Set problem: Sift the material for lines containing "область", and return them.

Records for this exercise:

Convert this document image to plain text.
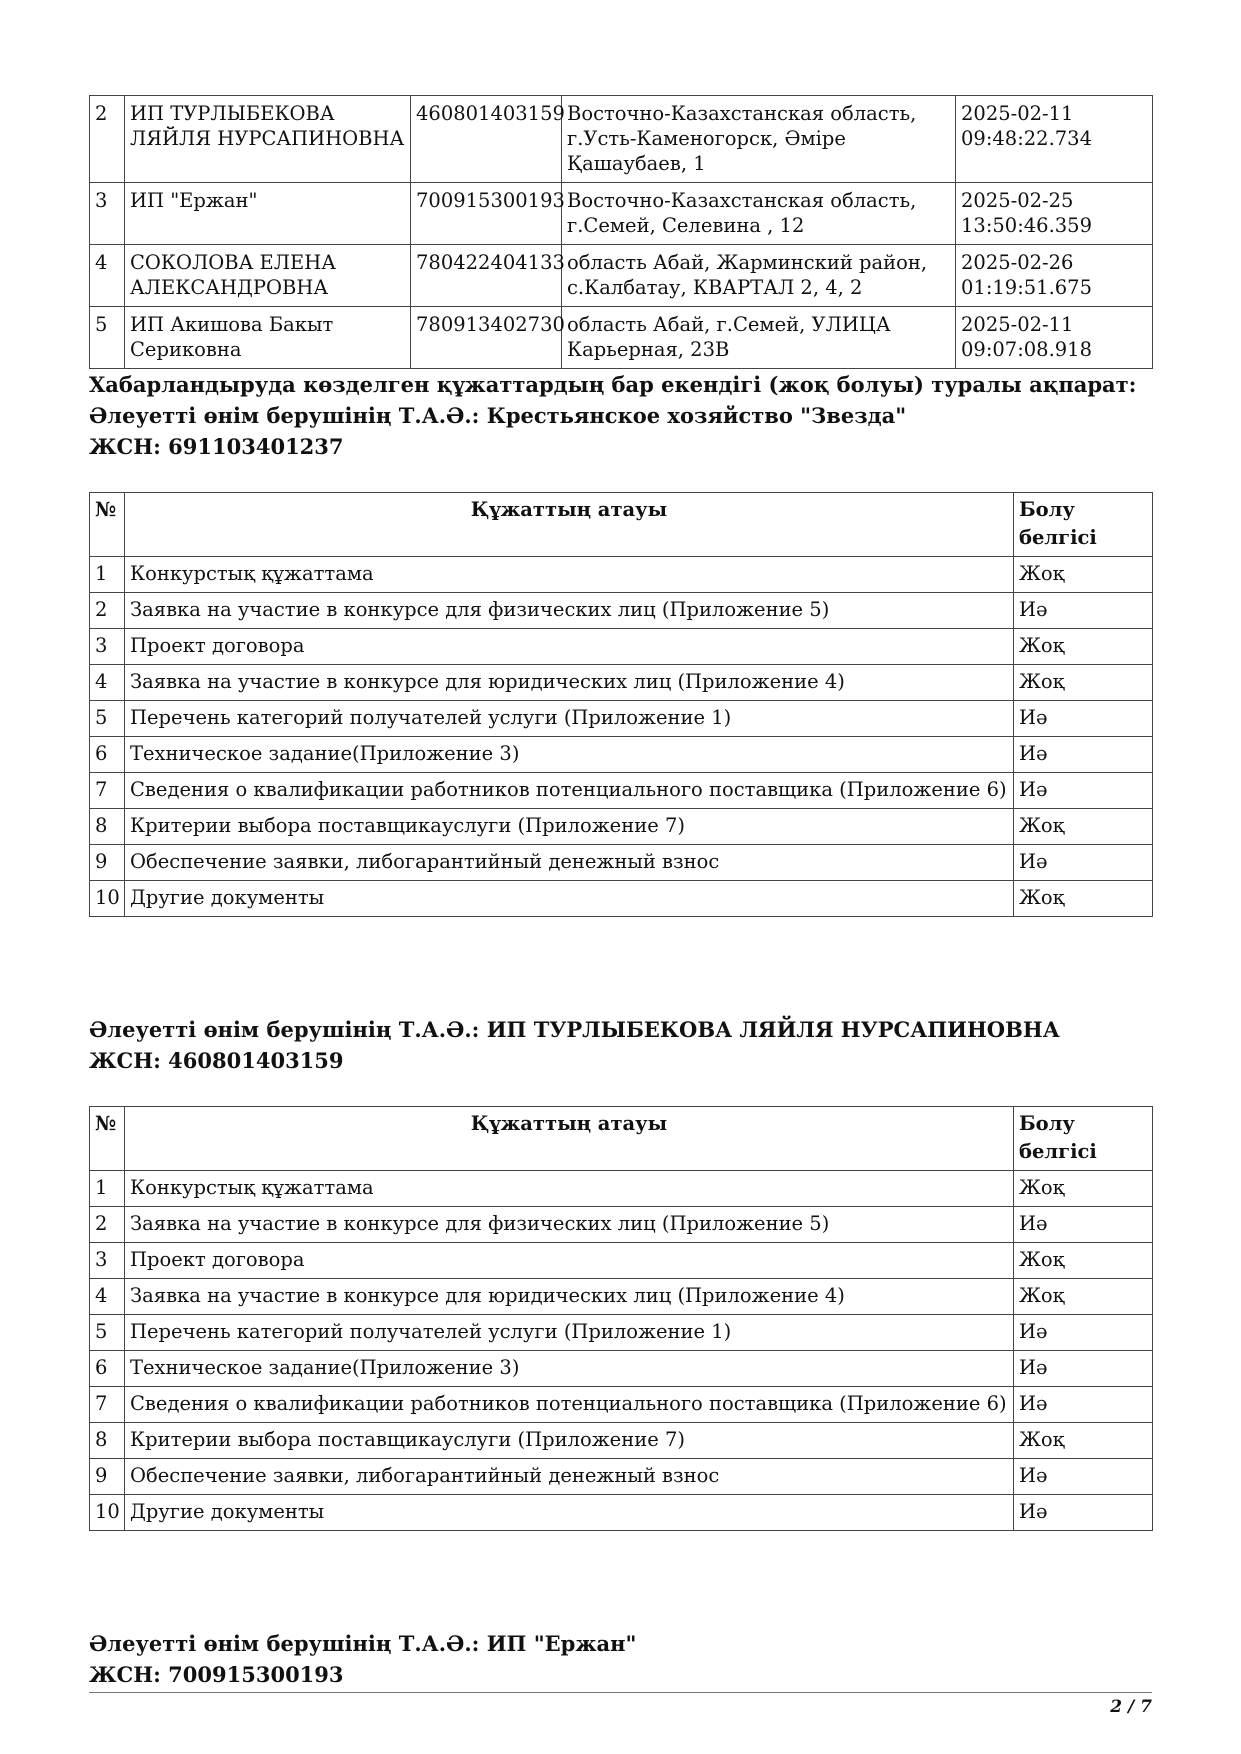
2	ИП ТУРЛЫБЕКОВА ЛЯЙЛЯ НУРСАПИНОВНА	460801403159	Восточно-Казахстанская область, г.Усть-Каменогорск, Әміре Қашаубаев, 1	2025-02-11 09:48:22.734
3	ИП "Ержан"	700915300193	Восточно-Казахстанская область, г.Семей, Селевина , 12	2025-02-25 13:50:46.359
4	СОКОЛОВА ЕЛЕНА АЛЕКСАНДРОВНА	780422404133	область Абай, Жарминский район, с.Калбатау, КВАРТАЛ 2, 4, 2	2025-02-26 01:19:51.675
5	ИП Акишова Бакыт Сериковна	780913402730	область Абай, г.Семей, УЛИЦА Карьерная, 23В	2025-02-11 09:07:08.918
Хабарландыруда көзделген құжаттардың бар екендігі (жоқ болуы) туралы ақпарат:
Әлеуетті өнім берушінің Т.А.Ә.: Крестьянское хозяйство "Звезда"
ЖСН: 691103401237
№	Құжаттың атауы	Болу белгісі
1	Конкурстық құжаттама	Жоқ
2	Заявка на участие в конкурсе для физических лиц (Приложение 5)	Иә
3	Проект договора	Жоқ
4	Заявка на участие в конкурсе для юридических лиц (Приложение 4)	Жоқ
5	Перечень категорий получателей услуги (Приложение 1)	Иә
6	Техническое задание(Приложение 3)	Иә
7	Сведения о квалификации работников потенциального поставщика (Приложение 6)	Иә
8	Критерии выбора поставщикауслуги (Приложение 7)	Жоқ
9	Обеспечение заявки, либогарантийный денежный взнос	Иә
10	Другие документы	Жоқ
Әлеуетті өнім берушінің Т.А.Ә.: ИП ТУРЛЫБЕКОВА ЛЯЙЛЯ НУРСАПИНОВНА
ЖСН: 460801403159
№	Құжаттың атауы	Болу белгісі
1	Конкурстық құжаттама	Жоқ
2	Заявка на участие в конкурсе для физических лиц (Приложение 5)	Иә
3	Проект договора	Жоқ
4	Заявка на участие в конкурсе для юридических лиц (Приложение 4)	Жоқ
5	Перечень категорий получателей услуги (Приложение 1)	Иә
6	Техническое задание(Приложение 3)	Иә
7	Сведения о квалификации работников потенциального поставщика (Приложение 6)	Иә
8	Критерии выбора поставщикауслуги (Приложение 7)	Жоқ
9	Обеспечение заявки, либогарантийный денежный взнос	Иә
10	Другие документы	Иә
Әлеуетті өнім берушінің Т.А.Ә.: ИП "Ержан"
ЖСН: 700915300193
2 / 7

Task output:
2	ИП ТУРЛЫБЕКОВА ЛЯЙЛЯ НУРСАПИНОВНА	460801403159	Восточно-Казахстанская область, г.Усть-Каменогорск, Әміре Қашаубаев, 1	2025-02-11 09:48:22.734
3	ИП "Ержан"	700915300193	Восточно-Казахстанская область, г.Семей, Селевина , 12	2025-02-25 13:50:46.359
4	СОКОЛОВА ЕЛЕНА АЛЕКСАНДРОВНА	780422404133	область Абай, Жарминский район, с.Калбатау, КВАРТАЛ 2, 4, 2	2025-02-26 01:19:51.675
5	ИП Акишова Бакыт Сериковна	780913402730	область Абай, г.Семей, УЛИЦА Карьерная, 23В	2025-02-11 09:07:08.918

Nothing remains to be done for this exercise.